## WHAT TO WORK ON:
Work out how many lines in the data hold the word "screenshot", and reply with that number only.

+++ DATASET ROWS

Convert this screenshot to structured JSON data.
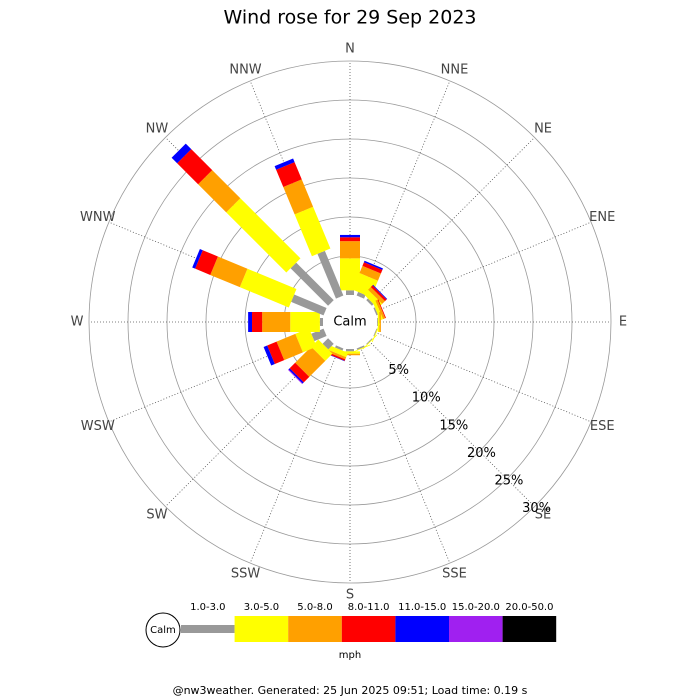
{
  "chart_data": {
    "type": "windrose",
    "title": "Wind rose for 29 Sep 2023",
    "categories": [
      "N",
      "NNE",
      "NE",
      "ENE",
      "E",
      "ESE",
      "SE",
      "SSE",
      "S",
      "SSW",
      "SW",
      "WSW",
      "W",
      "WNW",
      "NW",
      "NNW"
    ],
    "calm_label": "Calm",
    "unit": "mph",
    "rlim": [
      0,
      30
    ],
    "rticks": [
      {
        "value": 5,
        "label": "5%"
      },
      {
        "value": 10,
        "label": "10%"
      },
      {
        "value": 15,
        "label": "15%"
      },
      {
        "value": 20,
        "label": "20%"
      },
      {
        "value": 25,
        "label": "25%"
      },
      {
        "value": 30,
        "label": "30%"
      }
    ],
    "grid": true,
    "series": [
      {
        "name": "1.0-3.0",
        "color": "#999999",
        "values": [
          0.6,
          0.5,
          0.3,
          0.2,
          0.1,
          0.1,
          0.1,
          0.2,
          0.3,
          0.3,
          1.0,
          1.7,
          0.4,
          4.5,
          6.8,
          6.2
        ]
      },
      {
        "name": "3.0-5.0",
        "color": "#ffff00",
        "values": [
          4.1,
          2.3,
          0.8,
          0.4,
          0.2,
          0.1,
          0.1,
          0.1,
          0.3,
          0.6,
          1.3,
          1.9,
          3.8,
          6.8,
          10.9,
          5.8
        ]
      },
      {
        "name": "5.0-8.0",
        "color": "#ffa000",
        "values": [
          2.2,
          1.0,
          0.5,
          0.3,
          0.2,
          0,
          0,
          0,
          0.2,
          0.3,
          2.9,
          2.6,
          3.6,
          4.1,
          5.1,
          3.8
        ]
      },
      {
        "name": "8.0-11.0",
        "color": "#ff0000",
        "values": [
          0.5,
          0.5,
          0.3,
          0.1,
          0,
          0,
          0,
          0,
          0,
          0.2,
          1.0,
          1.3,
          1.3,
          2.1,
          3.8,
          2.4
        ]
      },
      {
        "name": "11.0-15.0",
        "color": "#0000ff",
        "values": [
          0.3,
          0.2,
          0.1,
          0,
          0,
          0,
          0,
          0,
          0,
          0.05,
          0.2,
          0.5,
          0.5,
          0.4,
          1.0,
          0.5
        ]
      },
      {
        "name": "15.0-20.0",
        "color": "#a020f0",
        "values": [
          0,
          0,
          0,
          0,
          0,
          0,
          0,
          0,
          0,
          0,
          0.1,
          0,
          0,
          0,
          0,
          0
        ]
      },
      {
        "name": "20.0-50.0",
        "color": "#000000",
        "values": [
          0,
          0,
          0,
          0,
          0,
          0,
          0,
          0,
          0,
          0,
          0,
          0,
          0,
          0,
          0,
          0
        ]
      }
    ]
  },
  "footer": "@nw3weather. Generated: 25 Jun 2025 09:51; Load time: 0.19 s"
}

++++++
+++ DATASET ROWS

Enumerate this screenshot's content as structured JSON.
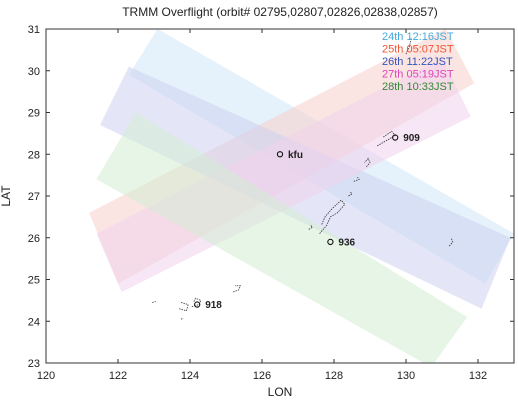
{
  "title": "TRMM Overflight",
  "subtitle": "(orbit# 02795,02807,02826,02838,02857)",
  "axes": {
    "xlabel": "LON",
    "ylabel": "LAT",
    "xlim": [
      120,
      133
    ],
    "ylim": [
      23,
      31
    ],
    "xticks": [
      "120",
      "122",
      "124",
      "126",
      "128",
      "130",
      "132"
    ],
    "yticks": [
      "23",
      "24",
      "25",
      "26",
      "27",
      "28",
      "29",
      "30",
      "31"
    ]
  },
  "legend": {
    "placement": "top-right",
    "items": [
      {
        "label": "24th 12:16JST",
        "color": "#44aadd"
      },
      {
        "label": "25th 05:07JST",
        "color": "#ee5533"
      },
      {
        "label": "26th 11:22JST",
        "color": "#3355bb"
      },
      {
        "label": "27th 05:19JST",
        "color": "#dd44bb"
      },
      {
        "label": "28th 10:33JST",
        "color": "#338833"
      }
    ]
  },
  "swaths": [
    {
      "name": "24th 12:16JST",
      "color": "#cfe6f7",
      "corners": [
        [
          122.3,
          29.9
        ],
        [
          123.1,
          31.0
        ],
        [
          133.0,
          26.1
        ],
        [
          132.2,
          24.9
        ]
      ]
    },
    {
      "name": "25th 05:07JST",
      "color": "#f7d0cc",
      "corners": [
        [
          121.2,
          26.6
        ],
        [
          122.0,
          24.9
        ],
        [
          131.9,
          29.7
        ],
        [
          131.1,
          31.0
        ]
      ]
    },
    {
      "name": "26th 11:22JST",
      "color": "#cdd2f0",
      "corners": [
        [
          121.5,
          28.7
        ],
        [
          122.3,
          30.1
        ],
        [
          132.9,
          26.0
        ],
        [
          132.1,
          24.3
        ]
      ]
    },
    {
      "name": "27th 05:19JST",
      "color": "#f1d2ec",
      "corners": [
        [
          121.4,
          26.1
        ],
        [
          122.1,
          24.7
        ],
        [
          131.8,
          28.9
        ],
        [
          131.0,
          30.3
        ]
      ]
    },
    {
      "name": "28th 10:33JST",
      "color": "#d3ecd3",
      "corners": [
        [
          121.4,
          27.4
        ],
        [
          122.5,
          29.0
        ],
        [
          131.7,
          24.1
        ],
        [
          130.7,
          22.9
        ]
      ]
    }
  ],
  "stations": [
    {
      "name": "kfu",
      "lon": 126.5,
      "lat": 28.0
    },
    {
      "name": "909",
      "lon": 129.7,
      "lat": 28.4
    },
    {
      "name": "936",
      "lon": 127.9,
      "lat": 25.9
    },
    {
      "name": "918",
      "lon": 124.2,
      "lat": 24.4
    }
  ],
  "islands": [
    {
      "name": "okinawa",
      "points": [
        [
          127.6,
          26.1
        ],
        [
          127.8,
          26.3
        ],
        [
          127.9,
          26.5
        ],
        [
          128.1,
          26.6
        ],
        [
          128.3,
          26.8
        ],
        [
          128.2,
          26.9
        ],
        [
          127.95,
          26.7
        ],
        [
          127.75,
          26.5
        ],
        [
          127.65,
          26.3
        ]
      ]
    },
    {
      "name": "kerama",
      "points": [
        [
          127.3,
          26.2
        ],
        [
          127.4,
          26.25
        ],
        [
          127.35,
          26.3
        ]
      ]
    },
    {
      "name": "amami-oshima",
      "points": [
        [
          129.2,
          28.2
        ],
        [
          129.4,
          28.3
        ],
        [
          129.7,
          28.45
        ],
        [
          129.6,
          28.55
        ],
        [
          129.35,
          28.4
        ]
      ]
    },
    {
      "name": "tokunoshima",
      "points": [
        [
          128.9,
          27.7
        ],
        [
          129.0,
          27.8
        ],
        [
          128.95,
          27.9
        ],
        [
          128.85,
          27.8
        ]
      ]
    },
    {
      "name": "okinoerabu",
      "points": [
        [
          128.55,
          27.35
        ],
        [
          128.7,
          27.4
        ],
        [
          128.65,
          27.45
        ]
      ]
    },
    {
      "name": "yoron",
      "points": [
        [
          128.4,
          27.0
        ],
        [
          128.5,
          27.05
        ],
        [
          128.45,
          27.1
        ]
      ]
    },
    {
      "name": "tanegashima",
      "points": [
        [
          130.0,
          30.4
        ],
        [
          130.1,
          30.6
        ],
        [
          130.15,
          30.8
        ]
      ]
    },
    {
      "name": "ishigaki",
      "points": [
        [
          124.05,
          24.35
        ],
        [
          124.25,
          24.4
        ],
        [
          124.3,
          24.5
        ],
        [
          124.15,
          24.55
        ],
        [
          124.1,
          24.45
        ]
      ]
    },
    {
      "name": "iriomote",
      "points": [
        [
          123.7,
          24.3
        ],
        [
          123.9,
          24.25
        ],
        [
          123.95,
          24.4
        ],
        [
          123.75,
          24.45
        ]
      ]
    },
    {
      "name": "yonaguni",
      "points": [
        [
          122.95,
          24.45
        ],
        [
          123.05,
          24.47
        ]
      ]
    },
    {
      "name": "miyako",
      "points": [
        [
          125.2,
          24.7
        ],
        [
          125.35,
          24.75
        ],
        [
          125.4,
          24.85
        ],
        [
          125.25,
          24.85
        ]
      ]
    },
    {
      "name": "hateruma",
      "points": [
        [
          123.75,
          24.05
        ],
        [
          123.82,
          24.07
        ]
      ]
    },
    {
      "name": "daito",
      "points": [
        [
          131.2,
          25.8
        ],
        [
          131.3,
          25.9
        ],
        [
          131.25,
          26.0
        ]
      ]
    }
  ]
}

++++++

## CORRECT RESPONSE:
2